• TEXT BLOCK
PRESS RELEASE
VIPS Source: Congress Should Be Investigating CrowdStrike Firm
Dec. 29, 2017 (EIRNS)—Computer security expert Adam Carter of DisobedientMedia, who was a source for the Veteran Intelligence Professionals for Sanity (VIPS) in their memos debunking the DNC’s Russian-hacking claims, has published a call on Congressional intelligence committees to investigate CrowdStrike. CrowdStrike is a California-based computer security firm whose founder is Ukrainian Dmitri Alperovitch of the Atlantic Council. It alone examined the DNC’s computers—the FBI was denied access to them—and thus it was the ultimate source of the "Russian hacking" story.
Carter has again succeeded in examining time sequences of computer events, as he did in connection with the demonstration that the Democratic National Committee (DNC) e-mails were not hacked by Russians, but downloaded internally and leaked. He has now shown that CrowdStrike had installed its "Falcon" anti-malware, anti-hacking product on the DNC’s computer system, and been paid for it, on or before May 11, 2016; but that DNC emails were taken through at least May 25. And moreover, that Alperovitch told the Washington Post on June 14, that he and other CrowdStrike personnel had been working at the DNC, "removing hackers," on the weekend of June 10-12. That is when Julian Assange first implied Wikileaks’ possession of e-mails concerning Hillary Clinton’s campaign.

• EXERCISE DIRECTIONS
Please write the next part of the press release about CrowdStrike and the DNC emails, picking up right after its last sentence. The rows below were taken from a separate source.

• Collection entries

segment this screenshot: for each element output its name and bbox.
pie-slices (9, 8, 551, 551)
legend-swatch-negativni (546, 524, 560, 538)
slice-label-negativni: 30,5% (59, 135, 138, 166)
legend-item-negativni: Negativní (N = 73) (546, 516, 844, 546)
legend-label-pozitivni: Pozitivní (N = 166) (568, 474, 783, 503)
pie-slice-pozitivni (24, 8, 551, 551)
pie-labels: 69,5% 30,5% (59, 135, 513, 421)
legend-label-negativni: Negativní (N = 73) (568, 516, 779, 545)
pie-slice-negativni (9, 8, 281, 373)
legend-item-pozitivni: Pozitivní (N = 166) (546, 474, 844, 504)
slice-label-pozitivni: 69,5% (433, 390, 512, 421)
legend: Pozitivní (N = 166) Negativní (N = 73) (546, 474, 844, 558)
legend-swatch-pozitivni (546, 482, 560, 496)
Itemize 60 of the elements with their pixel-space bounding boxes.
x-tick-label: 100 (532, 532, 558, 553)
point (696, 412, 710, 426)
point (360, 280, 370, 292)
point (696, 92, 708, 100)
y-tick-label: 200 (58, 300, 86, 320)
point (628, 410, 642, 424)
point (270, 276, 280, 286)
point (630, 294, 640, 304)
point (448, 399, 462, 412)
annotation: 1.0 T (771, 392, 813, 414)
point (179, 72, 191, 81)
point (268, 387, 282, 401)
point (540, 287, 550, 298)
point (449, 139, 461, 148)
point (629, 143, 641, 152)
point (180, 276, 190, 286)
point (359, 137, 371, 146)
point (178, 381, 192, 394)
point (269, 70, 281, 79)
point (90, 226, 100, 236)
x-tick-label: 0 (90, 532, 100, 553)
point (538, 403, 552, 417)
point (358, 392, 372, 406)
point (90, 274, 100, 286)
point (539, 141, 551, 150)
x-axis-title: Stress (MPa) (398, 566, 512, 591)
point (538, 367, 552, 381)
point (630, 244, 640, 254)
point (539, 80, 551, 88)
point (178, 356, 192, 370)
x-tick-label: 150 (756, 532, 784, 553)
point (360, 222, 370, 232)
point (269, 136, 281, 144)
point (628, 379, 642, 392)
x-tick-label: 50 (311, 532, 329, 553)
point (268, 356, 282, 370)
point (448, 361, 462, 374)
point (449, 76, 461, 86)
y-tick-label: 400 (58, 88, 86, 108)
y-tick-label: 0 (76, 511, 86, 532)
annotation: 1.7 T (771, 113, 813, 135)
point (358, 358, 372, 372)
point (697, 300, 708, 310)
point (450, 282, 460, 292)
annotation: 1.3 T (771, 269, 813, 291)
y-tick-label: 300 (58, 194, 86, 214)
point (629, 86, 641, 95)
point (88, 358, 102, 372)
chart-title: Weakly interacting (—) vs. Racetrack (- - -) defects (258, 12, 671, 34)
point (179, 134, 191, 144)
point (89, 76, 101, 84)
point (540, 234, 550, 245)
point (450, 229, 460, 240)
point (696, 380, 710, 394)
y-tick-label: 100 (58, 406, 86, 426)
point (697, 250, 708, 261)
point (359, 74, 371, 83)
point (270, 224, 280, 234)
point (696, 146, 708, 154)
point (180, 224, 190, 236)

• THE ANSWER
Thus minimally, by its own testimony, CrowdStrike’s anti-hacking security product failed to protect the computers from hacking, if one believes hacking took place.
More importantly, however, Carter presents the evidence that the malware which was claimed to have hacked the emails, was placed ("compiled") on the DNC computers during the five days in May when CrowdStrike was working on them. So either the Russians merely happened to start hacking the DNC just when CrowdStrike was there to prevent hacking, and it was unable to stop the hacking; or, CrowdStrike itself placed the "Russian-signature" malware on the computer system.
Carter has additional evidence against the former hypothesis: The IP server address "identified with" the so-called Fancy Bear Russian hacking group—marks of which address were found in the malware—had actually been suspended/disabled in May 2015 by an Internet policing network called CrookServers. So that "footprint" which immediately was given out as evidence of Fancy Bear’s dirty work at the DNC, was the footprint of a server which could not have been involved in any actual hacking in May 2016.
Carter concludes by asking Congress to investigate CrowdStrike’s Five Days in May. "I can’t help but continue questioning CrowdStrike’s discoveries—and continue wishing intelligence committees in both houses would start to do so too!"